Record list
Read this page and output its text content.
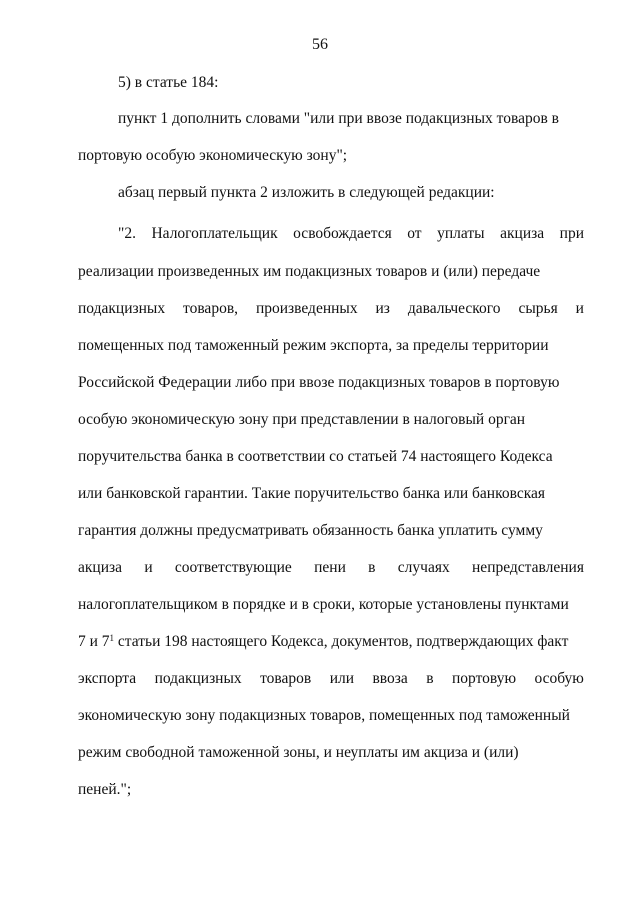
56
5) в статье 184:
пункт 1 дополнить словами "или при ввозе подакцизных товаров в
портовую особую экономическую зону";
абзац первый пункта 2 изложить в следующей редакции:
"2. Налогоплательщик освобождается от уплаты акциза при
реализации произведенных им подакцизных товаров и (или) передаче
подакцизных товаров, произведенных из давальческого сырья и
помещенных под таможенный режим экспорта, за пределы территории
Российской Федерации либо при ввозе подакцизных товаров в портовую
особую экономическую зону при представлении в налоговый орган
поручительства банка в соответствии со статьей 74 настоящего Кодекса
или банковской гарантии. Такие поручительство банка или банковская
гарантия должны предусматривать обязанность банка уплатить сумму
акциза и соответствующие пени в случаях непредставления
налогоплательщиком в порядке и в сроки, которые установлены пунктами
7 и $7^1$ статьи 198 настоящего Кодекса, документов, подтверждающих факт
экспорта подакцизных товаров или ввоза в портовую особую
экономическую зону подакцизных товаров, помещенных под таможенный
режим свободной таможенной зоны, и неуплаты им акциза и (или)
пеней.";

Written instruction
Reproduce each entry precisely. Leave the pictures out.

Exercise output
Read this page and output its text content.
56
5) в статье 184:
пункт 1 дополнить словами "или при ввозе подакцизных товаров в
портовую особую экономическую зону";
абзац первый пункта 2 изложить в следующей редакции:
"2. Налогоплательщик освобождается от уплаты акциза при
реализации произведенных им подакцизных товаров и (или) передаче
подакцизных товаров, произведенных из давальческого сырья и
помещенных под таможенный режим экспорта, за пределы территории
Российской Федерации либо при ввозе подакцизных товаров в портовую
особую экономическую зону при представлении в налоговый орган
поручительства банка в соответствии со статьей 74 настоящего Кодекса
или банковской гарантии. Такие поручительство банка или банковская
гарантия должны предусматривать обязанность банка уплатить сумму
акциза и соответствующие пени в случаях непредставления
налогоплательщиком в порядке и в сроки, которые установлены пунктами
7 и $7^1$ статьи 198 настоящего Кодекса, документов, подтверждающих факт
экспорта подакцизных товаров или ввоза в портовую особую
экономическую зону подакцизных товаров, помещенных под таможенный
режим свободной таможенной зоны, и неуплаты им акциза и (или)
пеней.";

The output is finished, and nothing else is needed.